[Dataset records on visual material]
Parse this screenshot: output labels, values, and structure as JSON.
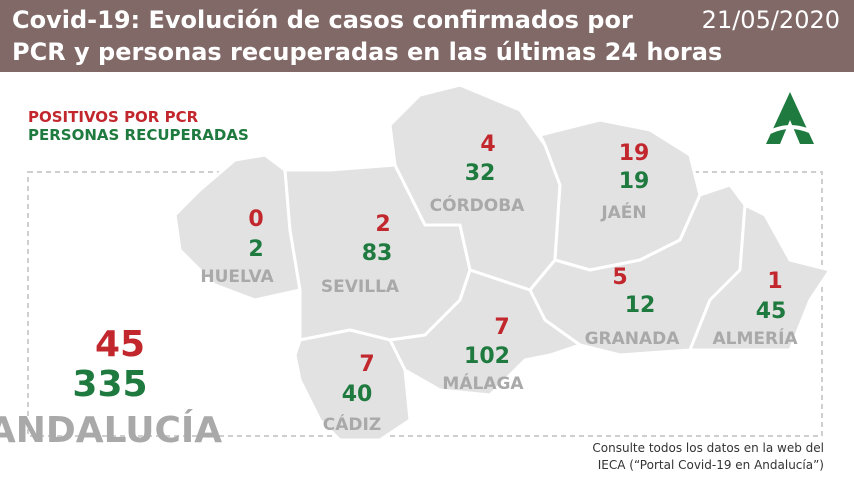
{
  "header": {
    "title_line1": "Covid-19: Evolución de casos confirmados por",
    "title_line2": "PCR y personas recuperadas en las últimas 24 horas",
    "date": "21/05/2020"
  },
  "legend": {
    "positives": "POSITIVOS POR PCR",
    "recovered": "PERSONAS RECUPERADAS"
  },
  "provinces": [
    {
      "name": "HUELVA",
      "positives": "0",
      "recovered": "2"
    },
    {
      "name": "SEVILLA",
      "positives": "2",
      "recovered": "83"
    },
    {
      "name": "CÓRDOBA",
      "positives": "4",
      "recovered": "32"
    },
    {
      "name": "JAÉN",
      "positives": "19",
      "recovered": "19"
    },
    {
      "name": "GRANADA",
      "positives": "5",
      "recovered": "12"
    },
    {
      "name": "ALMERÍA",
      "positives": "1",
      "recovered": "45"
    },
    {
      "name": "MÁLAGA",
      "positives": "7",
      "recovered": "102"
    },
    {
      "name": "CÁDIZ",
      "positives": "7",
      "recovered": "40"
    }
  ],
  "total": {
    "name": "ANDALUCÍA",
    "positives": "45",
    "recovered": "335"
  },
  "footer": {
    "line1": "Consulte todos los datos en la web del",
    "line2": "IECA (“Portal Covid-19 en Andalucía”)"
  }
}
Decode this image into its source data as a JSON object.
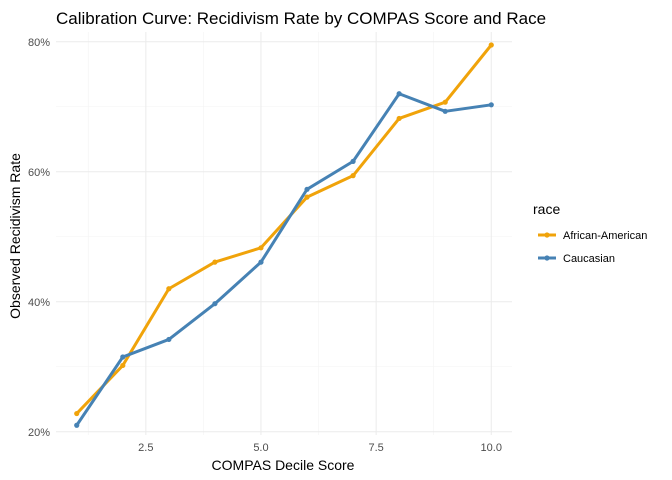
{
  "chart_data": {
    "type": "line",
    "title": "Calibration Curve: Recidivism Rate by COMPAS Score and Race",
    "xlabel": "COMPAS Decile Score",
    "ylabel": "Observed Recidivism Rate",
    "x": [
      1,
      2,
      3,
      4,
      5,
      6,
      7,
      8,
      9,
      10
    ],
    "xlim": [
      0.55,
      10.45
    ],
    "ylim": [
      0.195,
      0.815
    ],
    "x_ticks": [
      2.5,
      5.0,
      7.5,
      10.0
    ],
    "x_tick_labels": [
      "2.5",
      "5.0",
      "7.5",
      "10.0"
    ],
    "y_ticks": [
      0.2,
      0.4,
      0.6,
      0.8
    ],
    "y_tick_labels": [
      "20%",
      "40%",
      "60%",
      "80%"
    ],
    "grid": true,
    "legend": {
      "title": "race",
      "position": "right"
    },
    "series": [
      {
        "name": "African-American",
        "color": "#f0a30a",
        "values": [
          0.228,
          0.302,
          0.42,
          0.461,
          0.483,
          0.561,
          0.594,
          0.682,
          0.707,
          0.795
        ]
      },
      {
        "name": "Caucasian",
        "color": "#4682b4",
        "values": [
          0.21,
          0.315,
          0.342,
          0.397,
          0.461,
          0.573,
          0.616,
          0.72,
          0.693,
          0.703
        ]
      }
    ]
  }
}
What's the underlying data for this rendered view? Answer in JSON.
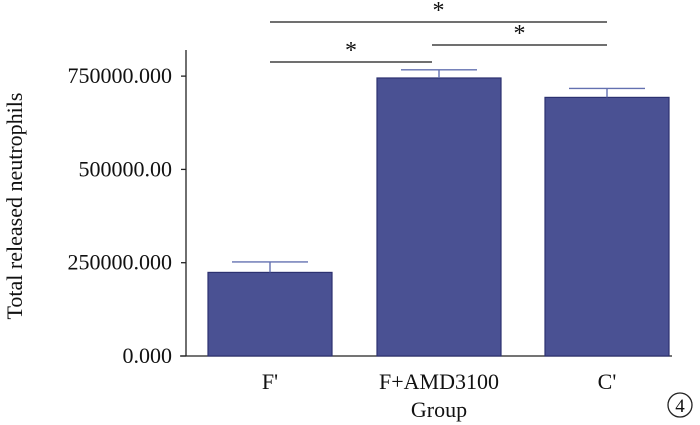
{
  "chart_data": {
    "type": "bar",
    "categories": [
      "F'",
      "F+AMD3100",
      "C'"
    ],
    "values": [
      224000,
      745000,
      693000
    ],
    "errors": [
      28000,
      22000,
      24000
    ],
    "xlabel": "Group",
    "ylabel": "Total released neutrophils",
    "ylim": [
      0,
      820000
    ],
    "y_ticks": [
      0,
      250000,
      500000,
      750000
    ],
    "y_tick_labels": [
      "0.000",
      "250000.000",
      "500000.00",
      "750000.000"
    ],
    "significance": [
      {
        "from": 0,
        "to": 2,
        "label": "*"
      },
      {
        "from": 0,
        "to": 1,
        "label": "*"
      },
      {
        "from": 1,
        "to": 2,
        "label": "*"
      }
    ],
    "panel_label": "4",
    "grid": false,
    "legend": "none"
  },
  "colors": {
    "bar_fill": "#4a5193",
    "bar_stroke": "#2c3170",
    "error_bar": "#6370b0",
    "significance_line": "#1a1a1a",
    "axis": "#222222",
    "text": "#111111"
  }
}
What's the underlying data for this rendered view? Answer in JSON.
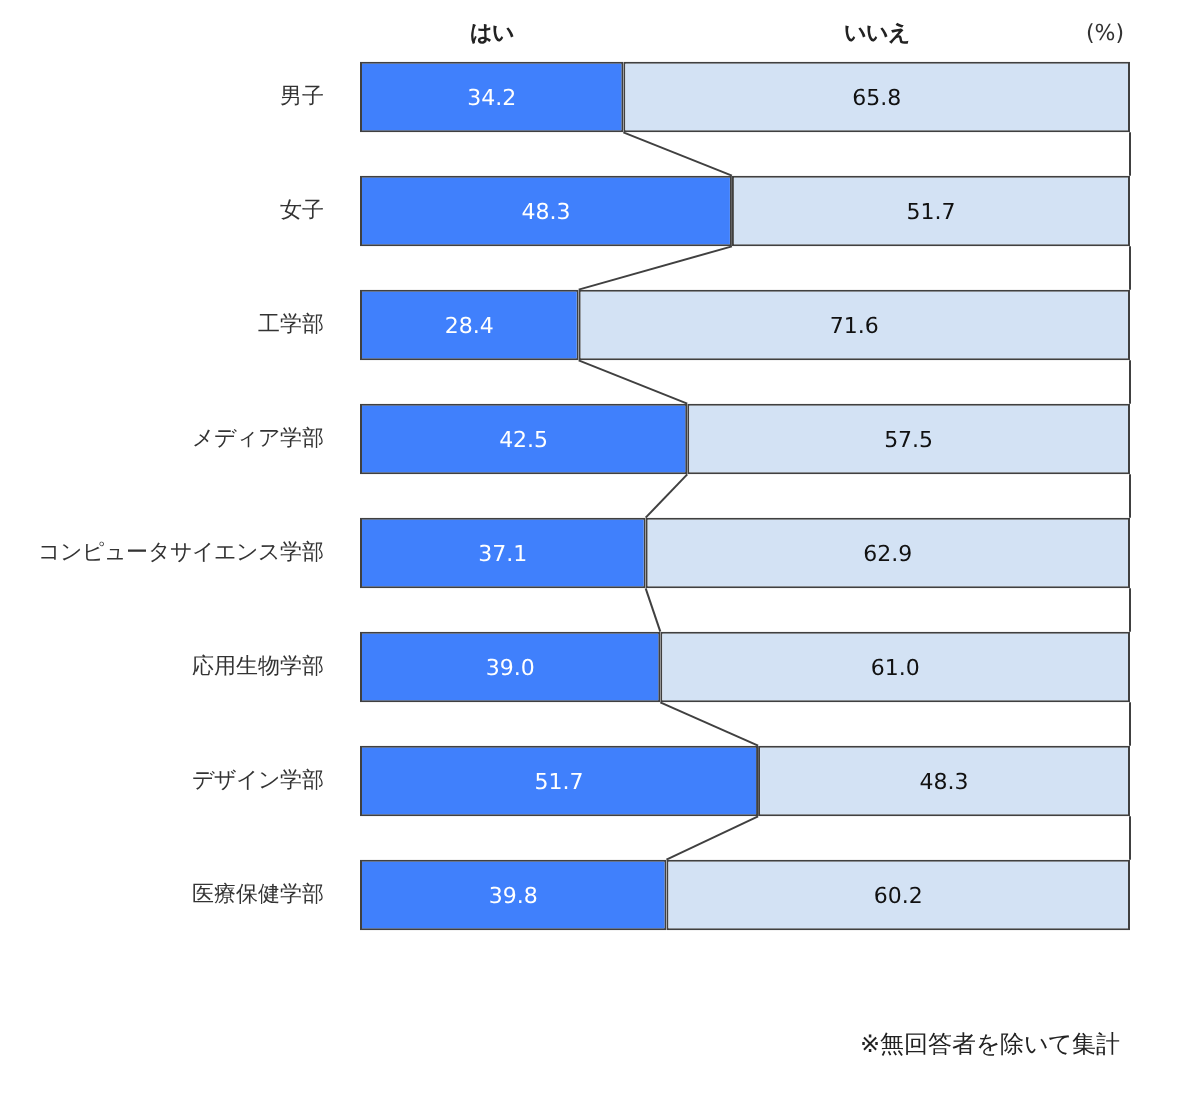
{
  "chart_data": {
    "type": "bar",
    "orientation": "horizontal",
    "stacked": true,
    "legend": "top",
    "tick_labels": "y",
    "xlabel": "(%)",
    "xlim": [
      0,
      100
    ],
    "categories": [
      "男子",
      "女子",
      "工学部",
      "メディア学部",
      "コンピュータサイエンス学部",
      "応用生物学部",
      "デザイン学部",
      "医療保健学部"
    ],
    "series": [
      {
        "name": "はい",
        "color": "#4080fc",
        "values": [
          34.2,
          48.3,
          28.4,
          42.5,
          37.1,
          39.0,
          51.7,
          39.8
        ],
        "value_labels": [
          "34.2",
          "48.3",
          "28.4",
          "42.5",
          "37.1",
          "39.0",
          "51.7",
          "39.8"
        ]
      },
      {
        "name": "いいえ",
        "color": "#d3e2f4",
        "values": [
          65.8,
          51.7,
          71.6,
          57.5,
          62.9,
          61.0,
          48.3,
          60.2
        ],
        "value_labels": [
          "65.8",
          "51.7",
          "71.6",
          "57.5",
          "62.9",
          "61.0",
          "48.3",
          "60.2"
        ]
      }
    ],
    "annotations": [
      "※無回答者を除いて集計"
    ]
  }
}
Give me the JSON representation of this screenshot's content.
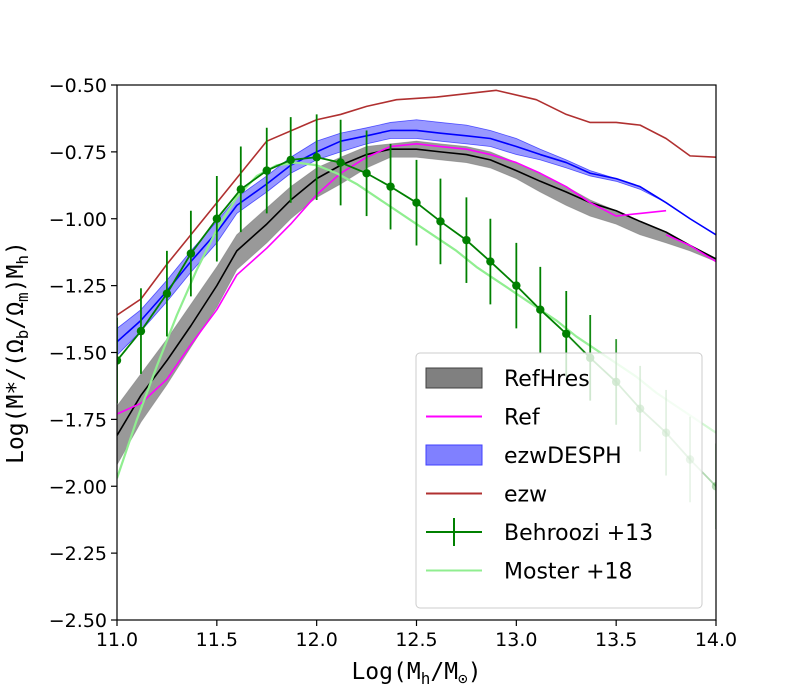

### REQUIREMENT
Exact duplication of all the records is required; pictures are omitted from the copy.

### ANSWER
Parse this screenshot: output labels, values, and structure as JSON.
{
  "header": {
    "title_line1": "Covid-19: Evolución de casos confirmados por",
    "title_line2": "PCR y personas recuperadas en las últimas 24 horas",
    "date": "21/05/2020"
  },
  "legend": {
    "positives": "POSITIVOS POR PCR",
    "recovered": "PERSONAS RECUPERADAS"
  },
  "provinces": [
    {
      "name": "HUELVA",
      "positives": "0",
      "recovered": "2"
    },
    {
      "name": "SEVILLA",
      "positives": "2",
      "recovered": "83"
    },
    {
      "name": "CÓRDOBA",
      "positives": "4",
      "recovered": "32"
    },
    {
      "name": "JAÉN",
      "positives": "19",
      "recovered": "19"
    },
    {
      "name": "GRANADA",
      "positives": "5",
      "recovered": "12"
    },
    {
      "name": "ALMERÍA",
      "positives": "1",
      "recovered": "45"
    },
    {
      "name": "MÁLAGA",
      "positives": "7",
      "recovered": "102"
    },
    {
      "name": "CÁDIZ",
      "positives": "7",
      "recovered": "40"
    }
  ],
  "total": {
    "name": "ANDALUCÍA",
    "positives": "45",
    "recovered": "335"
  },
  "footer": {
    "line1": "Consulte todos los datos en la web del",
    "line2": "IECA (“Portal Covid-19 en Andalucía”)"
  }
}
Decode this image into its source data as a JSON object.
{
  "chart_data": {
    "type": "line",
    "title": "Calibration Curve: Recidivism Rate by COMPAS Score and Race",
    "xlabel": "COMPAS Decile Score",
    "ylabel": "Observed Recidivism Rate",
    "x": [
      1,
      2,
      3,
      4,
      5,
      6,
      7,
      8,
      9,
      10
    ],
    "xlim": [
      0.55,
      10.45
    ],
    "ylim": [
      0.195,
      0.815
    ],
    "x_ticks": [
      2.5,
      5.0,
      7.5,
      10.0
    ],
    "x_tick_labels": [
      "2.5",
      "5.0",
      "7.5",
      "10.0"
    ],
    "y_ticks": [
      0.2,
      0.4,
      0.6,
      0.8
    ],
    "y_tick_labels": [
      "20%",
      "40%",
      "60%",
      "80%"
    ],
    "grid": true,
    "legend": {
      "title": "race",
      "position": "right"
    },
    "series": [
      {
        "name": "African-American",
        "color": "#f0a30a",
        "values": [
          0.228,
          0.302,
          0.42,
          0.461,
          0.483,
          0.561,
          0.594,
          0.682,
          0.707,
          0.795
        ]
      },
      {
        "name": "Caucasian",
        "color": "#4682b4",
        "values": [
          0.21,
          0.315,
          0.342,
          0.397,
          0.461,
          0.573,
          0.616,
          0.72,
          0.693,
          0.703
        ]
      }
    ]
  }
}
What's the underlying data for this rendered view? Answer in JSON.
{
  "chart_data": {
    "type": "bar",
    "categories": [
      "F'",
      "F+AMD3100",
      "C'"
    ],
    "values": [
      224000,
      745000,
      693000
    ],
    "errors": [
      28000,
      22000,
      24000
    ],
    "xlabel": "Group",
    "ylabel": "Total released neutrophils",
    "ylim": [
      0,
      820000
    ],
    "y_ticks": [
      0,
      250000,
      500000,
      750000
    ],
    "y_tick_labels": [
      "0.000",
      "250000.000",
      "500000.00",
      "750000.000"
    ],
    "significance": [
      {
        "from": 0,
        "to": 2,
        "label": "*"
      },
      {
        "from": 0,
        "to": 1,
        "label": "*"
      },
      {
        "from": 1,
        "to": 2,
        "label": "*"
      }
    ],
    "panel_label": "4",
    "grid": false,
    "legend": "none"
  },
  "colors": {
    "bar_fill": "#4a5193",
    "bar_stroke": "#2c3170",
    "error_bar": "#6370b0",
    "significance_line": "#1a1a1a",
    "axis": "#222222",
    "text": "#111111"
  }
}
What's the underlying data for this rendered view? Answer in JSON.
{
  "chart_data": {
    "type": "bar",
    "orientation": "horizontal",
    "stacked": true,
    "legend": "top",
    "tick_labels": "y",
    "xlabel": "(%)",
    "xlim": [
      0,
      100
    ],
    "categories": [
      "男子",
      "女子",
      "工学部",
      "メディア学部",
      "コンピュータサイエンス学部",
      "応用生物学部",
      "デザイン学部",
      "医療保健学部"
    ],
    "series": [
      {
        "name": "はい",
        "color": "#4080fc",
        "values": [
          34.2,
          48.3,
          28.4,
          42.5,
          37.1,
          39.0,
          51.7,
          39.8
        ],
        "value_labels": [
          "34.2",
          "48.3",
          "28.4",
          "42.5",
          "37.1",
          "39.0",
          "51.7",
          "39.8"
        ]
      },
      {
        "name": "いいえ",
        "color": "#d3e2f4",
        "values": [
          65.8,
          51.7,
          71.6,
          57.5,
          62.9,
          61.0,
          48.3,
          60.2
        ],
        "value_labels": [
          "65.8",
          "51.7",
          "71.6",
          "57.5",
          "62.9",
          "61.0",
          "48.3",
          "60.2"
        ]
      }
    ],
    "annotations": [
      "※無回答者を除いて集計"
    ]
  }
}
Give me the JSON representation of this screenshot's content.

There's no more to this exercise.